- **书面任务**
[1] 用两句话概括文档节选的内容。
[2] 请逐字抄写文档节选中从“Here are some”开始，一直到“handle such cases?”为止的部分，结尾这几个字也要抄上。

- **文档节选**
分类:algorithm| 发布时间:2016-06-27 23:47:00


题目

Reverse digits of an integer.

Example1: x = 123, return 321
Example2: x = -123, return -321

Have you thought about this?

Here are some good questions to ask before coding. Bonus points for you if you have already thought through this!

If the integer's last digit is 0, what should the output be? ie, cases such as 10, 100.

Did you notice that the reversed integer might overflow? Assume the input is a 32-bit integer, then the reverse of 1000000003 overflows. How should you handle such cases?

For the purpose of this problem, assume that your function returns 0 when the reversed integer overflows.

题意

反转一个整形的数字

解法

这道题相当简单,假设给出的数字是 x,返回值为 ret。

int ret = 0;
while (x) {
    ret = ret * 10 + x % 10;
    x /= 10;
}

需要注意 x 为负数的情况。以及当得到的结果溢出时要返回 0。

class Solution {
public:
    int reverse(int x) {
        bool negative = false;
        if (x < 0) {
            negative = true;
            x = -x;
        }

        long ret = 0;
        while (x) {
            ret = ret * 10 + (x % 10);
            x /= 10;
        }

        if (negative) {
            ret = - ret;
        }

        if (ret > INT_MAX || ret < INT_MIN) {
            return 0;
        }

        return ret;
    }
};

- **记录**
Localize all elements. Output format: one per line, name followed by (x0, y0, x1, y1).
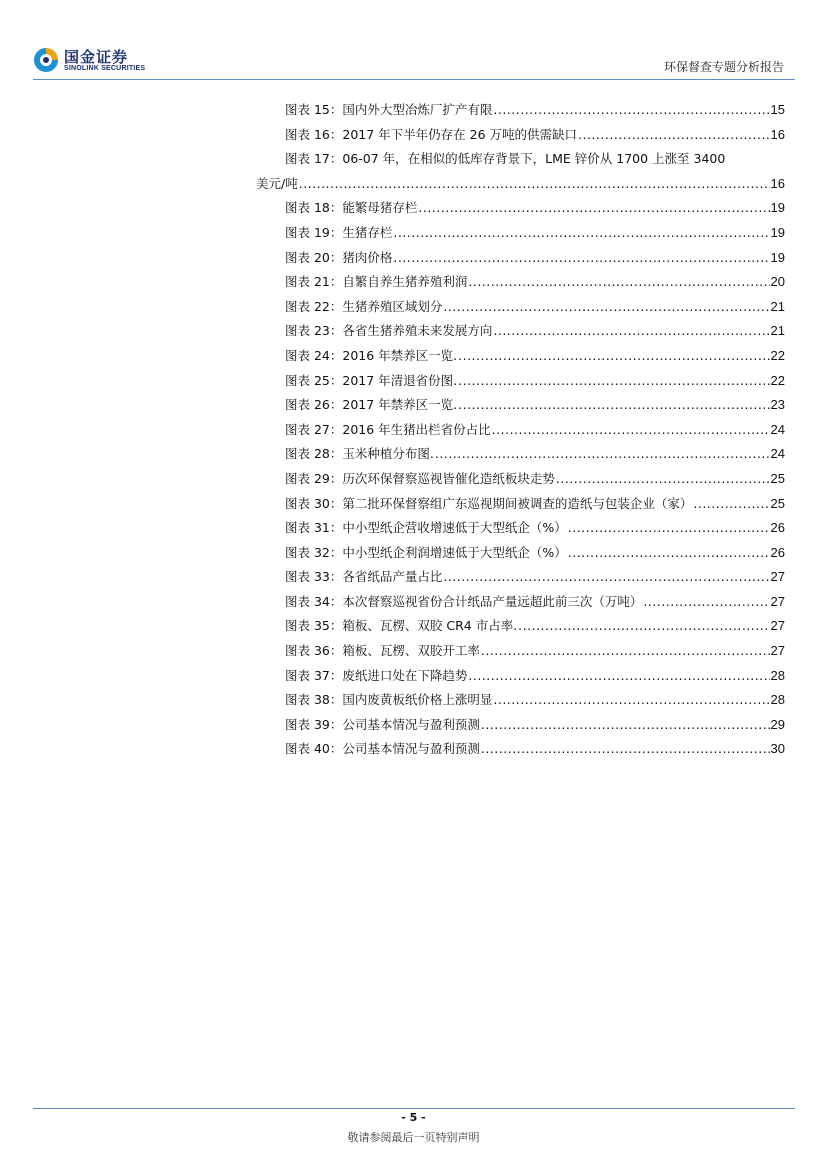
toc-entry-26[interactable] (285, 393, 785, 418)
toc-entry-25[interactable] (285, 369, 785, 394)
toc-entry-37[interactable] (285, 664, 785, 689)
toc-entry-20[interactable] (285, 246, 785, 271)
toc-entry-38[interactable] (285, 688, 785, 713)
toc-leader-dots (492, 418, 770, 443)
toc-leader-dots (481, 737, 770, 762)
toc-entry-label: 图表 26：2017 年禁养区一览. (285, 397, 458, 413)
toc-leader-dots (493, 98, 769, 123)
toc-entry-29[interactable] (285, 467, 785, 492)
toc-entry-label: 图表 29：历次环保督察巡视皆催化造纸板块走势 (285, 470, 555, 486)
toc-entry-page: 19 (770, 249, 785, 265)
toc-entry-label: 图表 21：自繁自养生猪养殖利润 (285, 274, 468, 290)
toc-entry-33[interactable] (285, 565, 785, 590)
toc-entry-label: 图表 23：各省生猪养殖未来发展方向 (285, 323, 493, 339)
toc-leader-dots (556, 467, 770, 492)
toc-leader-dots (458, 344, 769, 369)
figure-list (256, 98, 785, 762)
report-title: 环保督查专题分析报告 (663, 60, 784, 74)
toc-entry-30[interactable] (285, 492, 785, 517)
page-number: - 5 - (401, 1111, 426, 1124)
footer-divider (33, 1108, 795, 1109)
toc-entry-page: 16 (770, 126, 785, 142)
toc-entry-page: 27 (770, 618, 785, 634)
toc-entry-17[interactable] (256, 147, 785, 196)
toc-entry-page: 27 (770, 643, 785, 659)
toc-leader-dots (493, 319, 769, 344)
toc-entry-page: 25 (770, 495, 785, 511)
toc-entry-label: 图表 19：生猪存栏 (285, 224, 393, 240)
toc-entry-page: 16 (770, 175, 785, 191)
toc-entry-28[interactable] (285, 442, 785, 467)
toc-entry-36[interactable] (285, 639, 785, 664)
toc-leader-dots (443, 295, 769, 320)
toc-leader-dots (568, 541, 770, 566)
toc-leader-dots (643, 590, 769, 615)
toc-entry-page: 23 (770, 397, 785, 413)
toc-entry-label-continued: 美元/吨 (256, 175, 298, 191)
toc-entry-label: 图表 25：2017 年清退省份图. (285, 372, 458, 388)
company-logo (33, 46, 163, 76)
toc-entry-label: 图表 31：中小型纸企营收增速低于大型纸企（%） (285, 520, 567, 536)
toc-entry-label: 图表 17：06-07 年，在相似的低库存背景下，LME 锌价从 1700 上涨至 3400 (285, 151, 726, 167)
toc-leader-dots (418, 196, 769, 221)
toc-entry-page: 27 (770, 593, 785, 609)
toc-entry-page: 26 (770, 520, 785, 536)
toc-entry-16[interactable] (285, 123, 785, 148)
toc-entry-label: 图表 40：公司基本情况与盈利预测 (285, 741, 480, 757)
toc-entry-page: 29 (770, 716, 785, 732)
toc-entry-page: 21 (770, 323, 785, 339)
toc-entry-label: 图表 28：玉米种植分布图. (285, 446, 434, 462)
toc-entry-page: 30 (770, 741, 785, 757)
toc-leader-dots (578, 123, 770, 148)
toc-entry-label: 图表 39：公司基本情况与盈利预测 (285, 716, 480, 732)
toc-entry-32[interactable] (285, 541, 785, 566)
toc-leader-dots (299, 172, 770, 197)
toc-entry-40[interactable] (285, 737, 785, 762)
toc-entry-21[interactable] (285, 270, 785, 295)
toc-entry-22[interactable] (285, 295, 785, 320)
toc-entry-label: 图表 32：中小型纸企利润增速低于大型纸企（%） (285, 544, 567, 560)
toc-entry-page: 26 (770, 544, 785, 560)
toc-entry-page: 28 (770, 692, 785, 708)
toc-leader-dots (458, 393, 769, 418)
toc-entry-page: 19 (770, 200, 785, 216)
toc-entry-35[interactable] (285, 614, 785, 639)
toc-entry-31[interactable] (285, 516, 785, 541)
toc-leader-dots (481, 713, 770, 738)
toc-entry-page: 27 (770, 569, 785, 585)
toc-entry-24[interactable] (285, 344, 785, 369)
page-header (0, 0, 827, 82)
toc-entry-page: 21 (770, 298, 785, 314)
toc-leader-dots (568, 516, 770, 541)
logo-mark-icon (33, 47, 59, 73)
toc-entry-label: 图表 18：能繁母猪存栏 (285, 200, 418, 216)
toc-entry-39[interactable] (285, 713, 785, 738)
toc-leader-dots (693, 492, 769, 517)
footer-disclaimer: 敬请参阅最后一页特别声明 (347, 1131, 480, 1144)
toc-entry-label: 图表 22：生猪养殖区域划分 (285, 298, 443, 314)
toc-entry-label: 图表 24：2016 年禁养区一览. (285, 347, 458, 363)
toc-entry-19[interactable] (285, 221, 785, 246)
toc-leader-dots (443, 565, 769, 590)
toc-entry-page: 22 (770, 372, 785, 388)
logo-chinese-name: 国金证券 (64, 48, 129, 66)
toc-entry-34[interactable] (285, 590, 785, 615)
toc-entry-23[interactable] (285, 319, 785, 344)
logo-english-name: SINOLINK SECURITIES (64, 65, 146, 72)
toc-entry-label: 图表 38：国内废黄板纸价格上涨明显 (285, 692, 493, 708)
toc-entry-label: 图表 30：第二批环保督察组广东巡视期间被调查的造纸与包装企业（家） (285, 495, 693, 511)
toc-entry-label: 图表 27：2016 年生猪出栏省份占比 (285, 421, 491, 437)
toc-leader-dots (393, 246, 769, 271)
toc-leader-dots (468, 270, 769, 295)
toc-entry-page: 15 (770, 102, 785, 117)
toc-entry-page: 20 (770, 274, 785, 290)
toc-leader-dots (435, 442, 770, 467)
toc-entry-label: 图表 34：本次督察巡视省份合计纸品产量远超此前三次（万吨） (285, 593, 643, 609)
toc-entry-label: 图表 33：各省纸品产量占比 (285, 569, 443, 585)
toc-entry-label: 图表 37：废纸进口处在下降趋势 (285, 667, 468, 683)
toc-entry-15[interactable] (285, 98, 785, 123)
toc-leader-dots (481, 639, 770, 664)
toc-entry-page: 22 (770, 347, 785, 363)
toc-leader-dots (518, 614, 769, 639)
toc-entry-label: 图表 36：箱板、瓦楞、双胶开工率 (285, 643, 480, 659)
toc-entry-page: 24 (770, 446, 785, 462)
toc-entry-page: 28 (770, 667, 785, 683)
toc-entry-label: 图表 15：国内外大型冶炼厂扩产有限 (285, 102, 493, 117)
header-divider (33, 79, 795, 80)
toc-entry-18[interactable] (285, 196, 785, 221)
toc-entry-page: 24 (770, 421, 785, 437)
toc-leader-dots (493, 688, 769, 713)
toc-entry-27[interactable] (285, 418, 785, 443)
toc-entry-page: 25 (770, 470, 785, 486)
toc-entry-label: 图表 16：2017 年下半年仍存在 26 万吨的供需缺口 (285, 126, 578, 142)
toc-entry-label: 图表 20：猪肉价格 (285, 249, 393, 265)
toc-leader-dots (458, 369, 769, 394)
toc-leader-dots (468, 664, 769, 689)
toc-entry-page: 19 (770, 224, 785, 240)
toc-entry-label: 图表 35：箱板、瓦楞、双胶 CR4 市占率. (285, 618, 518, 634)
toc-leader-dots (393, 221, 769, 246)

...

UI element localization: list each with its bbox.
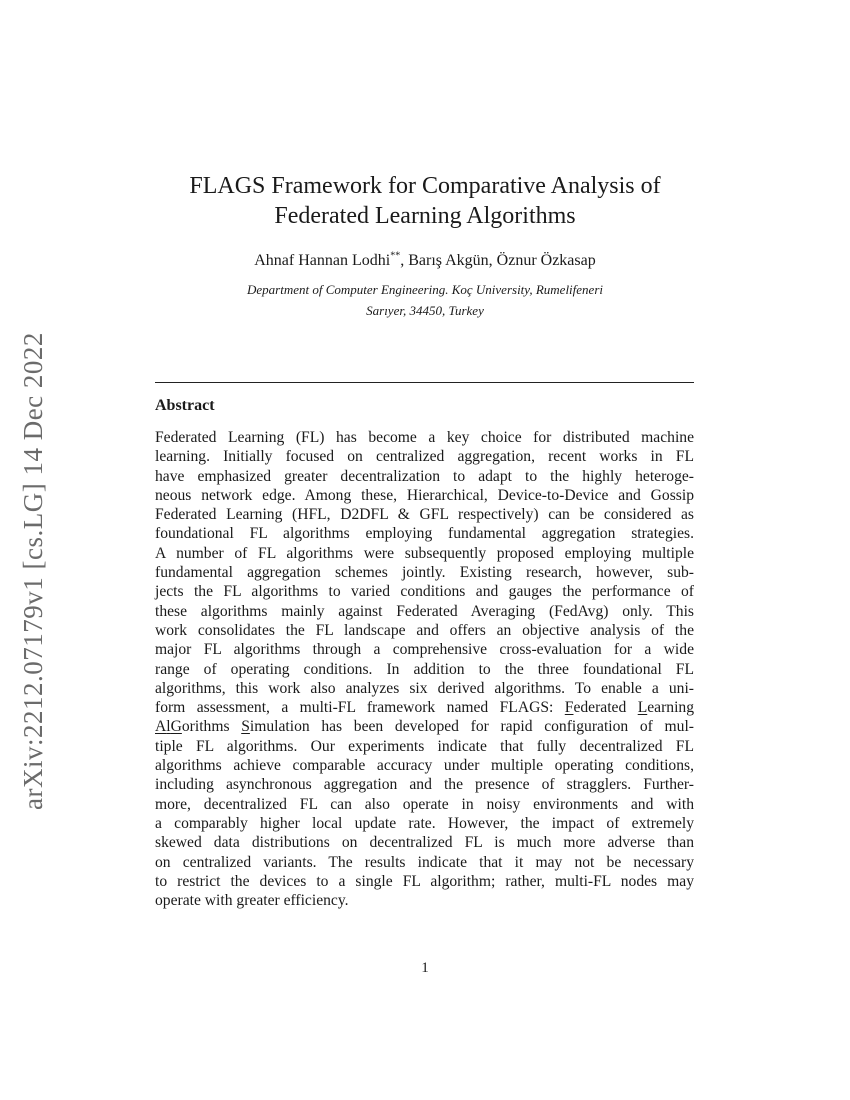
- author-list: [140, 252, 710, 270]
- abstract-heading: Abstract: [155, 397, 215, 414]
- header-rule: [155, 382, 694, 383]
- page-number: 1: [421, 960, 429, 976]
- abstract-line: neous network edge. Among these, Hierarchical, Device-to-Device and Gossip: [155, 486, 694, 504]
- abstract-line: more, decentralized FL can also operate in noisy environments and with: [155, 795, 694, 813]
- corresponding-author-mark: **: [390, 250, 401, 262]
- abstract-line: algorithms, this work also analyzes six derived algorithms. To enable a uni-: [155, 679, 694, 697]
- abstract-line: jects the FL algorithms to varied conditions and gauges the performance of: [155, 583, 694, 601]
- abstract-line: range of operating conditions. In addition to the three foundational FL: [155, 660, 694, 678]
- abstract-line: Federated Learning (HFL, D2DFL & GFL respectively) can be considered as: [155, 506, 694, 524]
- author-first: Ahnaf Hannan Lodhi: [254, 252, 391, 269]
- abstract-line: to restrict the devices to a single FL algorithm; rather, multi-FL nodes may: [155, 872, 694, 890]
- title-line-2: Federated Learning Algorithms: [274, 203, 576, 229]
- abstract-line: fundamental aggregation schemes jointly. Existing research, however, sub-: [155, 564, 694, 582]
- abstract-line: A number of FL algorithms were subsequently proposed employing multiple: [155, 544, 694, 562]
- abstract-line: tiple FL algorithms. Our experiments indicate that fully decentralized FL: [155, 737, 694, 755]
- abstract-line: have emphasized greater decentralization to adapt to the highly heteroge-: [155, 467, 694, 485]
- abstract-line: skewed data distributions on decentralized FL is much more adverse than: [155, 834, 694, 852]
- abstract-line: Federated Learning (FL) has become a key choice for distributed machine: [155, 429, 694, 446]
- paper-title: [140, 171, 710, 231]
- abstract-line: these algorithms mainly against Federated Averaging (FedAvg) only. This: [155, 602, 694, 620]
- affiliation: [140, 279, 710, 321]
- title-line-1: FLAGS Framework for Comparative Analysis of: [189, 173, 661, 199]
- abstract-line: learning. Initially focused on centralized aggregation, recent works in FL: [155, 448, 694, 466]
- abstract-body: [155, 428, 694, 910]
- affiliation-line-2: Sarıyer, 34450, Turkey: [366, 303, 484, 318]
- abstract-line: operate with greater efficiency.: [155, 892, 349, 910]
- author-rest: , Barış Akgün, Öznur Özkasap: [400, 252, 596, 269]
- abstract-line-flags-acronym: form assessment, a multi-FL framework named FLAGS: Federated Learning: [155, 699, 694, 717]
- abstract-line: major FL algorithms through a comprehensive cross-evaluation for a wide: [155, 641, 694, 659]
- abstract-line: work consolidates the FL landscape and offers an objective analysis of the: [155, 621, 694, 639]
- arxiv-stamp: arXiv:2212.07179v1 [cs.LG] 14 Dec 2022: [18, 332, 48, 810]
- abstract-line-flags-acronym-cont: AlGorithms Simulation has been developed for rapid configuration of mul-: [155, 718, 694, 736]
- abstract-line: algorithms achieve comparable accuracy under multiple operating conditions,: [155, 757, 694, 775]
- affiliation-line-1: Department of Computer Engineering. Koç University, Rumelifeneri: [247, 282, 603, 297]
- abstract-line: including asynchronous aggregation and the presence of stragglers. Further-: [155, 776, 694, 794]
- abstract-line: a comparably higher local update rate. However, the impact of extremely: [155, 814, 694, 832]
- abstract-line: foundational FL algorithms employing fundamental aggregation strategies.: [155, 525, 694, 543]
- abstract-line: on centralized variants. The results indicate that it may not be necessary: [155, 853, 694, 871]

---

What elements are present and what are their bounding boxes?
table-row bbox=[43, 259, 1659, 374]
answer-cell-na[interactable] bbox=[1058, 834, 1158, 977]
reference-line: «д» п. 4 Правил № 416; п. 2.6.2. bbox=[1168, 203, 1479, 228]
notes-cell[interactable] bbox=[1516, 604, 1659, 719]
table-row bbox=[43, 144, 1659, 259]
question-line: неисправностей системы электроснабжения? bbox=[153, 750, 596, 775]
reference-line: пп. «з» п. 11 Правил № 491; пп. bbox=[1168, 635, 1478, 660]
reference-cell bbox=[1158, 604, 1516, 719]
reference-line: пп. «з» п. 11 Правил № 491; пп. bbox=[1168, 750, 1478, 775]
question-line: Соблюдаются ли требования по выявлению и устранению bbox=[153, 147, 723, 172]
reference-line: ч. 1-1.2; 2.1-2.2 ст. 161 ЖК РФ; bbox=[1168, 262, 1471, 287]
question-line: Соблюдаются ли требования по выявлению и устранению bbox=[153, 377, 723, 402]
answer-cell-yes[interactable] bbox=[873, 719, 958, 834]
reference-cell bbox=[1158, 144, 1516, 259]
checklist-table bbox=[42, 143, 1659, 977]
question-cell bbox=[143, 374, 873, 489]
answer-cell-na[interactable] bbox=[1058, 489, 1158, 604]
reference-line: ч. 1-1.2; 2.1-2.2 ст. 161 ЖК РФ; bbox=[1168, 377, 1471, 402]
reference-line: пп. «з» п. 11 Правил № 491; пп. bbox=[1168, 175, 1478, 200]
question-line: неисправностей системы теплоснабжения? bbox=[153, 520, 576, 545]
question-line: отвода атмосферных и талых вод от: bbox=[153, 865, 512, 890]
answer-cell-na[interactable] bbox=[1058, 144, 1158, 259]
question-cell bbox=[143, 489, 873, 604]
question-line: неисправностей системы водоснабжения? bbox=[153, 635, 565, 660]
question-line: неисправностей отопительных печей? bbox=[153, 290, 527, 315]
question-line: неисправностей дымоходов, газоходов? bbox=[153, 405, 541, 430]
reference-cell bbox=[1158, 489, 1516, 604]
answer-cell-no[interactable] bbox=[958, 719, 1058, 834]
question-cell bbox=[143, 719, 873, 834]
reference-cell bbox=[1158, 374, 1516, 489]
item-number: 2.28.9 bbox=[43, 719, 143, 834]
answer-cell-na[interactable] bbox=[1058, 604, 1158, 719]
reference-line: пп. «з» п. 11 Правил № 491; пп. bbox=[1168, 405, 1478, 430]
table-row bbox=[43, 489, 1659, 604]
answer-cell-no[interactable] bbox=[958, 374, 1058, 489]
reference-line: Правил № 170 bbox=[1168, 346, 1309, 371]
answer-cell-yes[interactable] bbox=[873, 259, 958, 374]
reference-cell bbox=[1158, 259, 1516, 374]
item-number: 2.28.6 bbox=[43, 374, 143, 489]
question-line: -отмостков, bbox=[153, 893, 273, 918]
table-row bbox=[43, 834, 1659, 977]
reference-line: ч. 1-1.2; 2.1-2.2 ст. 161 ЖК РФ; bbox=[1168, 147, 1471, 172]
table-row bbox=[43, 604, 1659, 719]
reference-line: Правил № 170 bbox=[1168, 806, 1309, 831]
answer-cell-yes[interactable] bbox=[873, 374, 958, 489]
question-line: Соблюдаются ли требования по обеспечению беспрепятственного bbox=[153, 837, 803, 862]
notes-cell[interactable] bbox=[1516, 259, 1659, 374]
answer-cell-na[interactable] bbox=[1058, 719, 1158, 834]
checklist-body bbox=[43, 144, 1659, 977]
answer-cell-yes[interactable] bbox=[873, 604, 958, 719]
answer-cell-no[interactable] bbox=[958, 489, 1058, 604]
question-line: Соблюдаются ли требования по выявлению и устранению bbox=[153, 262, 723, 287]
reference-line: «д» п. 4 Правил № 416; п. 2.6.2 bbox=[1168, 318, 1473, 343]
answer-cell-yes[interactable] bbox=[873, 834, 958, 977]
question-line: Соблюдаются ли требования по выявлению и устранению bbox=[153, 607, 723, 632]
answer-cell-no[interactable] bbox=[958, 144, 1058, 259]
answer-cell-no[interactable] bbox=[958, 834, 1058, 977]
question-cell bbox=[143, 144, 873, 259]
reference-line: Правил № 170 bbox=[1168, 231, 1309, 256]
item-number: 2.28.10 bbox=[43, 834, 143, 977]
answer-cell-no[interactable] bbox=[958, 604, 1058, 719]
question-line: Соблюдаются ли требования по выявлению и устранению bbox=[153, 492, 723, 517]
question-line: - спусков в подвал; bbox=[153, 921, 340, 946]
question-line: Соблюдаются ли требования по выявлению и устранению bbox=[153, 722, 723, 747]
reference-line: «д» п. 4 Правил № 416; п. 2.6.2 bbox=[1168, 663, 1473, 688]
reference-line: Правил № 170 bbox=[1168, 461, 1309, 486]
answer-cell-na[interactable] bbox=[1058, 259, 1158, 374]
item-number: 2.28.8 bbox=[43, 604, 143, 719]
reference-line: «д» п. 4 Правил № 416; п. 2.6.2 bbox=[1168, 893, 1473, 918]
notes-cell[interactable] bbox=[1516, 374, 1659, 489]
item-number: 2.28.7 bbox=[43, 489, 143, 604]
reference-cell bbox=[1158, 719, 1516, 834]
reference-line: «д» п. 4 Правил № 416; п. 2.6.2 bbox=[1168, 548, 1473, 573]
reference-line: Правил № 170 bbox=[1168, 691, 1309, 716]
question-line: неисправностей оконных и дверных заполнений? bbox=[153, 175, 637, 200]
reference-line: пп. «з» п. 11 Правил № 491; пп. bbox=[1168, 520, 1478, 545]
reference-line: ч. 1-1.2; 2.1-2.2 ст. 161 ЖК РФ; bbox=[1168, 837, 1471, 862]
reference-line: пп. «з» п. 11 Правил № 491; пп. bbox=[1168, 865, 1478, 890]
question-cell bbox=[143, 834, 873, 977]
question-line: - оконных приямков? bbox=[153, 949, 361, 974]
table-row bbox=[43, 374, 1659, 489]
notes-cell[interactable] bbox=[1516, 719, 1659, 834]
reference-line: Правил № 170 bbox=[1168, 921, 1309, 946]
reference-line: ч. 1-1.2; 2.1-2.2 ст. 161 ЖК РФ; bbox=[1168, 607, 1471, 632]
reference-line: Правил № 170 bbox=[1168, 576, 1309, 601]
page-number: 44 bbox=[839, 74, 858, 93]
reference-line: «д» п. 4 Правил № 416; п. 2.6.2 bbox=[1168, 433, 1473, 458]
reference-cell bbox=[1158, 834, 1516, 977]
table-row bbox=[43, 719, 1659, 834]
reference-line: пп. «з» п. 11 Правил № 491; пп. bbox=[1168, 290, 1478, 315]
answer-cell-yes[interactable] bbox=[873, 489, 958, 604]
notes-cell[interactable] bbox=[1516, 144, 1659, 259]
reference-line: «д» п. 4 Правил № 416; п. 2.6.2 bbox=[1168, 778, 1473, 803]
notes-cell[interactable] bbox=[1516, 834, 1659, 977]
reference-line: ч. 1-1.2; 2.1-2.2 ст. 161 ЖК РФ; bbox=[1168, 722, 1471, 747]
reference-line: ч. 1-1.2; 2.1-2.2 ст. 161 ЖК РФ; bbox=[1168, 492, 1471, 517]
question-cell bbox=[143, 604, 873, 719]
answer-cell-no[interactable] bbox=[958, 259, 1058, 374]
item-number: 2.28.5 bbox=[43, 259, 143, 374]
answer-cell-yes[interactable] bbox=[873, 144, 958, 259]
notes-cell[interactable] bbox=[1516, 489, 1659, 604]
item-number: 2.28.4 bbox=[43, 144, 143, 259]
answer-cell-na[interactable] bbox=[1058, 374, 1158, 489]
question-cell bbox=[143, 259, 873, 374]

- **练习答案**
[1] 题目要求反转一个整数的各位数字，例如输入 123 返回 321，输入 -123 返回 -321，并规定反转后的整数溢出时返回 0。解法通过循环把 x 除以 10 的余数累加到结果里，同时要注意 x 为负数的情况，结果大于 INT_MAX 或小于 INT_MIN 时返回 0。

[2]
Here are some good questions to ask before coding. Bonus points for you if you have already thought through this!

If the integer's last digit is 0, what should the output be? ie, cases such as 10, 100.

Did you notice that the reversed integer might overflow? Assume the input is a 32-bit integer, then the reverse of 1000000003 overflows. How should you handle such cases?